Render the following material again verbatim, leaving nothing out.

Dataset records
________

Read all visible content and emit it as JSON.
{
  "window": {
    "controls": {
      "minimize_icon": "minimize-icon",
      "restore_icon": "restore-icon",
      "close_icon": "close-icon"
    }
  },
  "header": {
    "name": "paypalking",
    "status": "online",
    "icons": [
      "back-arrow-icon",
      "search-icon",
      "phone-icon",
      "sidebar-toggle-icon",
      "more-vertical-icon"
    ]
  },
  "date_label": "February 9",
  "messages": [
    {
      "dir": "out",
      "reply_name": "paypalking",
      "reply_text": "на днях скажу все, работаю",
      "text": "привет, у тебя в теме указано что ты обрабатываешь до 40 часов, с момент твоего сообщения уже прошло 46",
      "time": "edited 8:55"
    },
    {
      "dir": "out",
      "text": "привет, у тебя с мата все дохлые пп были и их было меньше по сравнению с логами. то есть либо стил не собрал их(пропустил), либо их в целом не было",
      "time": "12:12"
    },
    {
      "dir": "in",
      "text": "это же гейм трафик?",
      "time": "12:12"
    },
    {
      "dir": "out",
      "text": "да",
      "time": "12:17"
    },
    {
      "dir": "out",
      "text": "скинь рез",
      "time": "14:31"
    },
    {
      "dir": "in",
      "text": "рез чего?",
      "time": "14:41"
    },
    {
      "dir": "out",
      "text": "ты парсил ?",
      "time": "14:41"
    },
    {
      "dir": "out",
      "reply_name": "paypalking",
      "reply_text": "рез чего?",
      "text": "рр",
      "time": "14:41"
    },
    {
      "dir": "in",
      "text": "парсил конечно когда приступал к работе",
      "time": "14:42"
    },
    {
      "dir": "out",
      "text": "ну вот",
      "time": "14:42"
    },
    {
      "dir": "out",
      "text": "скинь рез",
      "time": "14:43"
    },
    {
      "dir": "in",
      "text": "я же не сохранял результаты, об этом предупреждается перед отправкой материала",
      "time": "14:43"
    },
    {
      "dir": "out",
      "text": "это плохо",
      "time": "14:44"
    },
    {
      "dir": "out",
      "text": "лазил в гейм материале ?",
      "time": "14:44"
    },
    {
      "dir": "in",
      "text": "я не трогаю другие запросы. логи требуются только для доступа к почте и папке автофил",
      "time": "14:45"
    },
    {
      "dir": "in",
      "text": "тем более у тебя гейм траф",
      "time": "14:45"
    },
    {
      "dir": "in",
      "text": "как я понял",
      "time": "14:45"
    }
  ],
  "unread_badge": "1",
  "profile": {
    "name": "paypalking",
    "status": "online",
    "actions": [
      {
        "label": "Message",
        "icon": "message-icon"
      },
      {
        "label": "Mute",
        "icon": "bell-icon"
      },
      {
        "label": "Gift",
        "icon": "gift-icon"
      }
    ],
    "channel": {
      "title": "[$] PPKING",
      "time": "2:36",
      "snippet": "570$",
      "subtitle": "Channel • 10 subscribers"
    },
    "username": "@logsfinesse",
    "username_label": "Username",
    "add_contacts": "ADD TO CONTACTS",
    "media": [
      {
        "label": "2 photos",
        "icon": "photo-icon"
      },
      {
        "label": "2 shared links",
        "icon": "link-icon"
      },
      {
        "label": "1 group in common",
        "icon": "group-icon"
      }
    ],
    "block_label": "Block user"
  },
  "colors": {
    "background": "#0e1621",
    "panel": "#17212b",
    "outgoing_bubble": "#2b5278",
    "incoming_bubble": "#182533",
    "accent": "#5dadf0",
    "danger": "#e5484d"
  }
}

________

## SOLUTION
Read all visible content and emit it as JSON.
{
  "window": {
    "controls": {
      "minimize_icon": "minimize-icon",
      "restore_icon": "restore-icon",
      "close_icon": "close-icon"
    }
  },
  "header": {
    "name": "paypalking",
    "status": "online",
    "icons": [
      "back-arrow-icon",
      "search-icon",
      "phone-icon",
      "sidebar-toggle-icon",
      "more-vertical-icon"
    ]
  },
  "date_label": "February 9",
  "messages": [
    {
      "dir": "out",
      "reply_name": "paypalking",
      "reply_text": "на днях скажу все, работаю",
      "text": "привет, у тебя в теме указано что ты обрабатываешь до 40 часов, с момент твоего сообщения уже прошло 46",
      "time": "edited 8:55"
    },
    {
      "dir": "out",
      "text": "привет, у тебя с мата все дохлые пп были и их было меньше по сравнению с логами. то есть либо стил не собрал их(пропустил), либо их в целом не было",
      "time": "12:12"
    },
    {
      "dir": "in",
      "text": "это же гейм трафик?",
      "time": "12:12"
    },
    {
      "dir": "out",
      "text": "да",
      "time": "12:17"
    },
    {
      "dir": "out",
      "text": "скинь рез",
      "time": "14:31"
    },
    {
      "dir": "in",
      "text": "рез чего?",
      "time": "14:41"
    },
    {
      "dir": "out",
      "text": "ты парсил ?",
      "time": "14:41"
    },
    {
      "dir": "out",
      "reply_name": "paypalking",
      "reply_text": "рез чего?",
      "text": "рр",
      "time": "14:41"
    },
    {
      "dir": "in",
      "text": "парсил конечно когда приступал к работе",
      "time": "14:42"
    },
    {
      "dir": "out",
      "text": "ну вот",
      "time": "14:42"
    },
    {
      "dir": "out",
      "text": "скинь рез",
      "time": "14:43"
    },
    {
      "dir": "in",
      "text": "я же не сохранял результаты, об этом предупреждается перед отправкой материала",
      "time": "14:43"
    },
    {
      "dir": "out",
      "text": "это плохо",
      "time": "14:44"
    },
    {
      "dir": "out",
      "text": "лазил в гейм материале ?",
      "time": "14:44"
    },
    {
      "dir": "in",
      "text": "я не трогаю другие запросы. логи требуются только для доступа к почте и папке автофил",
      "time": "14:45"
    },
    {
      "dir": "in",
      "text": "тем более у тебя гейм траф",
      "time": "14:45"
    },
    {
      "dir": "in",
      "text": "как я понял",
      "time": "14:45"
    }
  ],
  "unread_badge": "1",
  "profile": {
    "name": "paypalking",
    "status": "online",
    "actions": [
      {
        "label": "Message",
        "icon": "message-icon"
      },
      {
        "label": "Mute",
        "icon": "bell-icon"
      },
      {
        "label": "Gift",
        "icon": "gift-icon"
      }
    ],
    "channel": {
      "title": "[$] PPKING",
      "time": "2:36",
      "snippet": "570$",
      "subtitle": "Channel • 10 subscribers"
    },
    "username": "@logsfinesse",
    "username_label": "Username",
    "add_contacts": "ADD TO CONTACTS",
    "media": [
      {
        "label": "2 photos",
        "icon": "photo-icon"
      },
      {
        "label": "2 shared links",
        "icon": "link-icon"
      },
      {
        "label": "1 group in common",
        "icon": "group-icon"
      }
    ],
    "block_label": "Block user"
  },
  "colors": {
    "background": "#0e1621",
    "panel": "#17212b",
    "outgoing_bubble": "#2b5278",
    "incoming_bubble": "#182533",
    "accent": "#5dadf0",
    "danger": "#e5484d"
  }
}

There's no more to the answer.